Exercise description → Copy out all the lines exactly. Omit pictures.
=======
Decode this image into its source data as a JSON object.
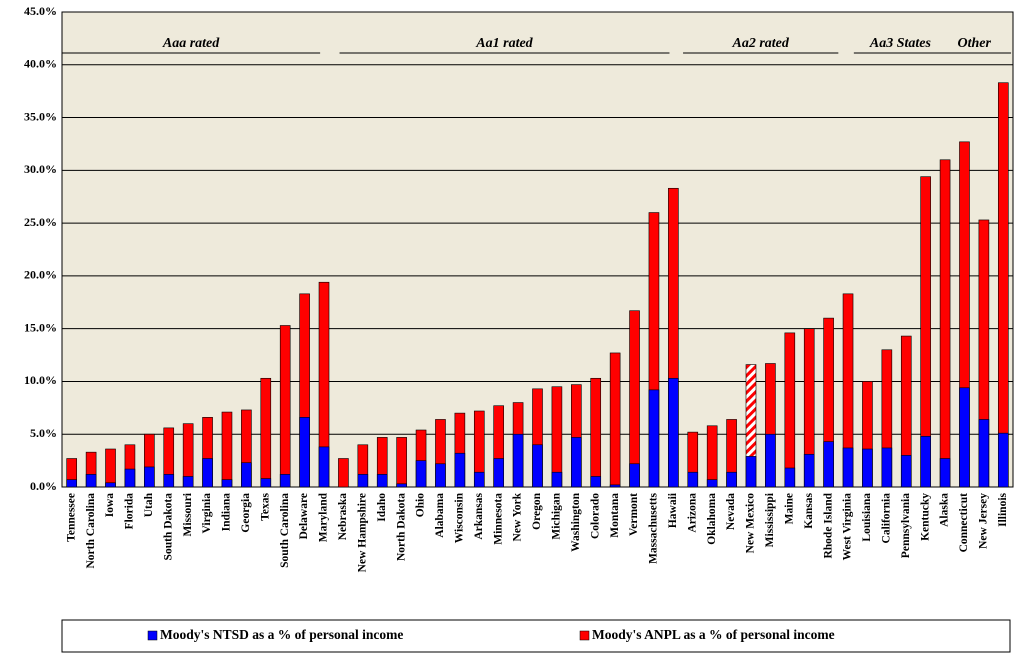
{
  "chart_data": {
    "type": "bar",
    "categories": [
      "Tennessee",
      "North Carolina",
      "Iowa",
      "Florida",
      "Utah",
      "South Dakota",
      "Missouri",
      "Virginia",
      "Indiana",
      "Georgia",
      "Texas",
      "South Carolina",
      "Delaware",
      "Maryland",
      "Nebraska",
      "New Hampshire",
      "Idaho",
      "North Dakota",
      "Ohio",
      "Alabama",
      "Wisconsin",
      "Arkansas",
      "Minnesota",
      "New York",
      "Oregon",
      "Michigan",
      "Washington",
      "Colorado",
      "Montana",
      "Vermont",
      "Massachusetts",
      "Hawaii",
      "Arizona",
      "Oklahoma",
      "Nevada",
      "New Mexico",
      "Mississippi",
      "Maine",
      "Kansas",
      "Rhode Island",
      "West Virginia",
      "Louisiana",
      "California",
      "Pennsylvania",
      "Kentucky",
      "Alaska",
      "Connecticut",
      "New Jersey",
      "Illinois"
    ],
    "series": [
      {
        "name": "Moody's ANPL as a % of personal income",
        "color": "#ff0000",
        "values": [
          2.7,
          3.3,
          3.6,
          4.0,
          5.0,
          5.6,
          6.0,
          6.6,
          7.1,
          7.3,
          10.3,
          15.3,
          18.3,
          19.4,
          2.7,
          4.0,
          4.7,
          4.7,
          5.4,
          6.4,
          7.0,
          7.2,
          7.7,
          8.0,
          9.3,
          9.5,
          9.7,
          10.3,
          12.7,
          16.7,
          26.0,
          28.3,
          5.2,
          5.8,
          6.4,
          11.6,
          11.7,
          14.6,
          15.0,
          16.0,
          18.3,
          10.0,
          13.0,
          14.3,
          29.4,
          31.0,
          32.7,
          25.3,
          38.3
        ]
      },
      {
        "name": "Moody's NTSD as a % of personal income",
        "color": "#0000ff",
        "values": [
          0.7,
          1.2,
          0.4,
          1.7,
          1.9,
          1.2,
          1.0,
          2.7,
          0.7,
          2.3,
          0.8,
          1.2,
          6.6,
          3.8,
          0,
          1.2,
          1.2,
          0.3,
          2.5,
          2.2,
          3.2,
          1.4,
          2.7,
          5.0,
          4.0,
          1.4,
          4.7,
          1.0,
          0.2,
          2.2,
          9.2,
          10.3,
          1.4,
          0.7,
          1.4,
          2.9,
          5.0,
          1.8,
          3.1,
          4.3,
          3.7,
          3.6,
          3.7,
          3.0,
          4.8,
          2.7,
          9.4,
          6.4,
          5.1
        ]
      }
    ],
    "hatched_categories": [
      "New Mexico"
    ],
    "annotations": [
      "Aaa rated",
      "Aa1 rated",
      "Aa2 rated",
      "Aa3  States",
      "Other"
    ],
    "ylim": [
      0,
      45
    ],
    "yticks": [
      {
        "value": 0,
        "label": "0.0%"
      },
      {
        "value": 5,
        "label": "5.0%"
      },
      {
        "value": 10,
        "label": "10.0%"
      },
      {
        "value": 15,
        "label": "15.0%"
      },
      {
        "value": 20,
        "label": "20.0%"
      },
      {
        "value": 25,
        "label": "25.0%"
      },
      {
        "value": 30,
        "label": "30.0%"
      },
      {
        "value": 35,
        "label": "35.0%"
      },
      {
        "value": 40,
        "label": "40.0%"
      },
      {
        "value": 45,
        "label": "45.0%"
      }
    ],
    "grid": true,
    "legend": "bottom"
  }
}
=======
Response for this exercise →
Decode this image into its source data as a JSON object.
{
  "chart_data": {
    "type": "bar",
    "categories": [
      "Tennessee",
      "North Carolina",
      "Iowa",
      "Florida",
      "Utah",
      "South Dakota",
      "Missouri",
      "Virginia",
      "Indiana",
      "Georgia",
      "Texas",
      "South Carolina",
      "Delaware",
      "Maryland",
      "Nebraska",
      "New Hampshire",
      "Idaho",
      "North Dakota",
      "Ohio",
      "Alabama",
      "Wisconsin",
      "Arkansas",
      "Minnesota",
      "New York",
      "Oregon",
      "Michigan",
      "Washington",
      "Colorado",
      "Montana",
      "Vermont",
      "Massachusetts",
      "Hawaii",
      "Arizona",
      "Oklahoma",
      "Nevada",
      "New Mexico",
      "Mississippi",
      "Maine",
      "Kansas",
      "Rhode Island",
      "West Virginia",
      "Louisiana",
      "California",
      "Pennsylvania",
      "Kentucky",
      "Alaska",
      "Connecticut",
      "New Jersey",
      "Illinois"
    ],
    "series": [
      {
        "name": "Moody's ANPL as a % of personal income",
        "color": "#ff0000",
        "values": [
          2.7,
          3.3,
          3.6,
          4.0,
          5.0,
          5.6,
          6.0,
          6.6,
          7.1,
          7.3,
          10.3,
          15.3,
          18.3,
          19.4,
          2.7,
          4.0,
          4.7,
          4.7,
          5.4,
          6.4,
          7.0,
          7.2,
          7.7,
          8.0,
          9.3,
          9.5,
          9.7,
          10.3,
          12.7,
          16.7,
          26.0,
          28.3,
          5.2,
          5.8,
          6.4,
          11.6,
          11.7,
          14.6,
          15.0,
          16.0,
          18.3,
          10.0,
          13.0,
          14.3,
          29.4,
          31.0,
          32.7,
          25.3,
          38.3
        ]
      },
      {
        "name": "Moody's NTSD as a % of personal income",
        "color": "#0000ff",
        "values": [
          0.7,
          1.2,
          0.4,
          1.7,
          1.9,
          1.2,
          1.0,
          2.7,
          0.7,
          2.3,
          0.8,
          1.2,
          6.6,
          3.8,
          0,
          1.2,
          1.2,
          0.3,
          2.5,
          2.2,
          3.2,
          1.4,
          2.7,
          5.0,
          4.0,
          1.4,
          4.7,
          1.0,
          0.2,
          2.2,
          9.2,
          10.3,
          1.4,
          0.7,
          1.4,
          2.9,
          5.0,
          1.8,
          3.1,
          4.3,
          3.7,
          3.6,
          3.7,
          3.0,
          4.8,
          2.7,
          9.4,
          6.4,
          5.1
        ]
      }
    ],
    "hatched_categories": [
      "New Mexico"
    ],
    "annotations": [
      "Aaa rated",
      "Aa1 rated",
      "Aa2 rated",
      "Aa3  States",
      "Other"
    ],
    "ylim": [
      0,
      45
    ],
    "yticks": [
      {
        "value": 0,
        "label": "0.0%"
      },
      {
        "value": 5,
        "label": "5.0%"
      },
      {
        "value": 10,
        "label": "10.0%"
      },
      {
        "value": 15,
        "label": "15.0%"
      },
      {
        "value": 20,
        "label": "20.0%"
      },
      {
        "value": 25,
        "label": "25.0%"
      },
      {
        "value": 30,
        "label": "30.0%"
      },
      {
        "value": 35,
        "label": "35.0%"
      },
      {
        "value": 40,
        "label": "40.0%"
      },
      {
        "value": 45,
        "label": "45.0%"
      }
    ],
    "grid": true,
    "legend": "bottom"
  }
}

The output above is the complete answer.